_PROMPT_
Transcribe all the records with complete accuracy.

_SUPPLIED ENTRIES_
_ _ _

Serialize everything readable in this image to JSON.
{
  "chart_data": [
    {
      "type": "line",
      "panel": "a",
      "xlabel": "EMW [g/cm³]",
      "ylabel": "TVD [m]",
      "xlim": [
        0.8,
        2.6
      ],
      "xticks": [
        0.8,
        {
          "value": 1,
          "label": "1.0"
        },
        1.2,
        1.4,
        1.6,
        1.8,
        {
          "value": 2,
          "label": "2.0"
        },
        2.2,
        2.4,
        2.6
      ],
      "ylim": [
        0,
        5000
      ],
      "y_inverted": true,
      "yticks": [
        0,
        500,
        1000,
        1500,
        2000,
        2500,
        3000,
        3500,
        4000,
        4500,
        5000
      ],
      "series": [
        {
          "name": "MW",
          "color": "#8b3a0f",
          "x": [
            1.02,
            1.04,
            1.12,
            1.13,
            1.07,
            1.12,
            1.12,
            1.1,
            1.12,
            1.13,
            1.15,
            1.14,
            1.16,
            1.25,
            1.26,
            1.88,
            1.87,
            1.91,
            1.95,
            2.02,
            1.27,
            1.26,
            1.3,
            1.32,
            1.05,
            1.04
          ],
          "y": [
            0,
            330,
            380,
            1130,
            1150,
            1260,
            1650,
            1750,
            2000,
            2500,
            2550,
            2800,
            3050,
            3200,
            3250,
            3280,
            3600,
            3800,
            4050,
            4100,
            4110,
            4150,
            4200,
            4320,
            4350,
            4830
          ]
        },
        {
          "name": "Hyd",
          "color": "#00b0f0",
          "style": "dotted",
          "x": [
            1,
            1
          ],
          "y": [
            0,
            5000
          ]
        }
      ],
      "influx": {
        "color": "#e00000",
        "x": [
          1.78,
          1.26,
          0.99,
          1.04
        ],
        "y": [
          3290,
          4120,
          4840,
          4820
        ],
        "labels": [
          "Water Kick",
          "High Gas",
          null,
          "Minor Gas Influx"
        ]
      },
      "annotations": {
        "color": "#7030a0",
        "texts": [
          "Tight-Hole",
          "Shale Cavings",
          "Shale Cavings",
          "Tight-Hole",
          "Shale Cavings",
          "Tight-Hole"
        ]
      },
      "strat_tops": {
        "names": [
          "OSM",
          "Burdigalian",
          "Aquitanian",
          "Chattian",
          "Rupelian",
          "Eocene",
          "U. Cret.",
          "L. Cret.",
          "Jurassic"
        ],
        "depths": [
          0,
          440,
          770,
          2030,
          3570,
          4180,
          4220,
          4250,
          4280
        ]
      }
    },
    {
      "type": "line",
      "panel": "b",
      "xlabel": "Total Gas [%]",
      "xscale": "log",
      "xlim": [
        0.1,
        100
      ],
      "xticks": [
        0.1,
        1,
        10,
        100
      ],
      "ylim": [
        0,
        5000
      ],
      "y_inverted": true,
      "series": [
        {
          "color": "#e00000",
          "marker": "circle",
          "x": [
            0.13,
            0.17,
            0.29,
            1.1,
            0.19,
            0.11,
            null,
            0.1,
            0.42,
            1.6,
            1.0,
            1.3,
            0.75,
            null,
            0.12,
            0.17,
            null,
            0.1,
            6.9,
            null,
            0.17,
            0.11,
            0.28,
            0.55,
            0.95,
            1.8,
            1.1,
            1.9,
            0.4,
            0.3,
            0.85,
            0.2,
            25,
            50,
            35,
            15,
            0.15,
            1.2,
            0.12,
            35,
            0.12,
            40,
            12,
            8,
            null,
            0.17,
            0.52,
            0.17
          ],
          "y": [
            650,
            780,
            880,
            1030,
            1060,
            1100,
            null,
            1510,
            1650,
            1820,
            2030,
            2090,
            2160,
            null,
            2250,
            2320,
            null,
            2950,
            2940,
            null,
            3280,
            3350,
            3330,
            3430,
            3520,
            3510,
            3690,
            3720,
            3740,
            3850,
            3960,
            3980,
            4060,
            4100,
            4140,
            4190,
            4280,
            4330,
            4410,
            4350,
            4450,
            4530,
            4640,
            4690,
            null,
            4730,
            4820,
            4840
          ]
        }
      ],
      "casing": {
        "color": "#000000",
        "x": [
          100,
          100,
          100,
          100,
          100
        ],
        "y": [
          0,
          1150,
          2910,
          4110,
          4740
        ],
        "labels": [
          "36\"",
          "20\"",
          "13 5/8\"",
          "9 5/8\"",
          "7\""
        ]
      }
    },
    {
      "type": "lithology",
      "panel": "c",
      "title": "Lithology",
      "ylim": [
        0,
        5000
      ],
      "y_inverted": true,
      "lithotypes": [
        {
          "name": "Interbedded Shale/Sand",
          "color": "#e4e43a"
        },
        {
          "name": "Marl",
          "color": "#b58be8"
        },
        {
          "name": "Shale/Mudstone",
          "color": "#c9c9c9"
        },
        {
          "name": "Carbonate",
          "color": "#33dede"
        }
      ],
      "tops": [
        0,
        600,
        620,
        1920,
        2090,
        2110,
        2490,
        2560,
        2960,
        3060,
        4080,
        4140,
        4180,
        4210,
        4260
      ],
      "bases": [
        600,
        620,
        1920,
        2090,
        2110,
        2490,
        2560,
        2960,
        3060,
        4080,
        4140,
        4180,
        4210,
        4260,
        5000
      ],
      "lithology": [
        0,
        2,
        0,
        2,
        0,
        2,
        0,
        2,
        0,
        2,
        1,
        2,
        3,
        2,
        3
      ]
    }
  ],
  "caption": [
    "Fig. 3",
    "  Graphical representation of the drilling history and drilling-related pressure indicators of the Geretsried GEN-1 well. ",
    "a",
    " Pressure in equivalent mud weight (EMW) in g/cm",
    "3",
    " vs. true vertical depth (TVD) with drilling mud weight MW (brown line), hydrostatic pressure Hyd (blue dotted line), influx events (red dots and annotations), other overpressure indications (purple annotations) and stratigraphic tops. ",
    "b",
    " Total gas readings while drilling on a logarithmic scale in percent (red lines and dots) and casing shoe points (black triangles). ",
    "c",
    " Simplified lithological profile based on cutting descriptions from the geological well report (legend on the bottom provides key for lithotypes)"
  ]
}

_ _ _

_THE SOLUTION_
Serialize everything readable in this image to JSON.
{
  "chart_data": [
    {
      "type": "line",
      "panel": "a",
      "xlabel": "EMW [g/cm³]",
      "ylabel": "TVD [m]",
      "xlim": [
        0.8,
        2.6
      ],
      "xticks": [
        0.8,
        {
          "value": 1,
          "label": "1.0"
        },
        1.2,
        1.4,
        1.6,
        1.8,
        {
          "value": 2,
          "label": "2.0"
        },
        2.2,
        2.4,
        2.6
      ],
      "ylim": [
        0,
        5000
      ],
      "y_inverted": true,
      "yticks": [
        0,
        500,
        1000,
        1500,
        2000,
        2500,
        3000,
        3500,
        4000,
        4500,
        5000
      ],
      "series": [
        {
          "name": "MW",
          "color": "#8b3a0f",
          "x": [
            1.02,
            1.04,
            1.12,
            1.13,
            1.07,
            1.12,
            1.12,
            1.1,
            1.12,
            1.13,
            1.15,
            1.14,
            1.16,
            1.25,
            1.26,
            1.88,
            1.87,
            1.91,
            1.95,
            2.02,
            1.27,
            1.26,
            1.3,
            1.32,
            1.05,
            1.04
          ],
          "y": [
            0,
            330,
            380,
            1130,
            1150,
            1260,
            1650,
            1750,
            2000,
            2500,
            2550,
            2800,
            3050,
            3200,
            3250,
            3280,
            3600,
            3800,
            4050,
            4100,
            4110,
            4150,
            4200,
            4320,
            4350,
            4830
          ]
        },
        {
          "name": "Hyd",
          "color": "#00b0f0",
          "style": "dotted",
          "x": [
            1,
            1
          ],
          "y": [
            0,
            5000
          ]
        }
      ],
      "influx": {
        "color": "#e00000",
        "x": [
          1.78,
          1.26,
          0.99,
          1.04
        ],
        "y": [
          3290,
          4120,
          4840,
          4820
        ],
        "labels": [
          "Water Kick",
          "High Gas",
          null,
          "Minor Gas Influx"
        ]
      },
      "annotations": {
        "color": "#7030a0",
        "texts": [
          "Tight-Hole",
          "Shale Cavings",
          "Shale Cavings",
          "Tight-Hole",
          "Shale Cavings",
          "Tight-Hole"
        ]
      },
      "strat_tops": {
        "names": [
          "OSM",
          "Burdigalian",
          "Aquitanian",
          "Chattian",
          "Rupelian",
          "Eocene",
          "U. Cret.",
          "L. Cret.",
          "Jurassic"
        ],
        "depths": [
          0,
          440,
          770,
          2030,
          3570,
          4180,
          4220,
          4250,
          4280
        ]
      }
    },
    {
      "type": "line",
      "panel": "b",
      "xlabel": "Total Gas [%]",
      "xscale": "log",
      "xlim": [
        0.1,
        100
      ],
      "xticks": [
        0.1,
        1,
        10,
        100
      ],
      "ylim": [
        0,
        5000
      ],
      "y_inverted": true,
      "series": [
        {
          "color": "#e00000",
          "marker": "circle",
          "x": [
            0.13,
            0.17,
            0.29,
            1.1,
            0.19,
            0.11,
            null,
            0.1,
            0.42,
            1.6,
            1.0,
            1.3,
            0.75,
            null,
            0.12,
            0.17,
            null,
            0.1,
            6.9,
            null,
            0.17,
            0.11,
            0.28,
            0.55,
            0.95,
            1.8,
            1.1,
            1.9,
            0.4,
            0.3,
            0.85,
            0.2,
            25,
            50,
            35,
            15,
            0.15,
            1.2,
            0.12,
            35,
            0.12,
            40,
            12,
            8,
            null,
            0.17,
            0.52,
            0.17
          ],
          "y": [
            650,
            780,
            880,
            1030,
            1060,
            1100,
            null,
            1510,
            1650,
            1820,
            2030,
            2090,
            2160,
            null,
            2250,
            2320,
            null,
            2950,
            2940,
            null,
            3280,
            3350,
            3330,
            3430,
            3520,
            3510,
            3690,
            3720,
            3740,
            3850,
            3960,
            3980,
            4060,
            4100,
            4140,
            4190,
            4280,
            4330,
            4410,
            4350,
            4450,
            4530,
            4640,
            4690,
            null,
            4730,
            4820,
            4840
          ]
        }
      ],
      "casing": {
        "color": "#000000",
        "x": [
          100,
          100,
          100,
          100,
          100
        ],
        "y": [
          0,
          1150,
          2910,
          4110,
          4740
        ],
        "labels": [
          "36\"",
          "20\"",
          "13 5/8\"",
          "9 5/8\"",
          "7\""
        ]
      }
    },
    {
      "type": "lithology",
      "panel": "c",
      "title": "Lithology",
      "ylim": [
        0,
        5000
      ],
      "y_inverted": true,
      "lithotypes": [
        {
          "name": "Interbedded Shale/Sand",
          "color": "#e4e43a"
        },
        {
          "name": "Marl",
          "color": "#b58be8"
        },
        {
          "name": "Shale/Mudstone",
          "color": "#c9c9c9"
        },
        {
          "name": "Carbonate",
          "color": "#33dede"
        }
      ],
      "tops": [
        0,
        600,
        620,
        1920,
        2090,
        2110,
        2490,
        2560,
        2960,
        3060,
        4080,
        4140,
        4180,
        4210,
        4260
      ],
      "bases": [
        600,
        620,
        1920,
        2090,
        2110,
        2490,
        2560,
        2960,
        3060,
        4080,
        4140,
        4180,
        4210,
        4260,
        5000
      ],
      "lithology": [
        0,
        2,
        0,
        2,
        0,
        2,
        0,
        2,
        0,
        2,
        1,
        2,
        3,
        2,
        3
      ]
    }
  ],
  "caption": [
    "Fig. 3",
    "  Graphical representation of the drilling history and drilling-related pressure indicators of the Geretsried GEN-1 well. ",
    "a",
    " Pressure in equivalent mud weight (EMW) in g/cm",
    "3",
    " vs. true vertical depth (TVD) with drilling mud weight MW (brown line), hydrostatic pressure Hyd (blue dotted line), influx events (red dots and annotations), other overpressure indications (purple annotations) and stratigraphic tops. ",
    "b",
    " Total gas readings while drilling on a logarithmic scale in percent (red lines and dots) and casing shoe points (black triangles). ",
    "c",
    " Simplified lithological profile based on cutting descriptions from the geological well report (legend on the bottom provides key for lithotypes)"
  ]
}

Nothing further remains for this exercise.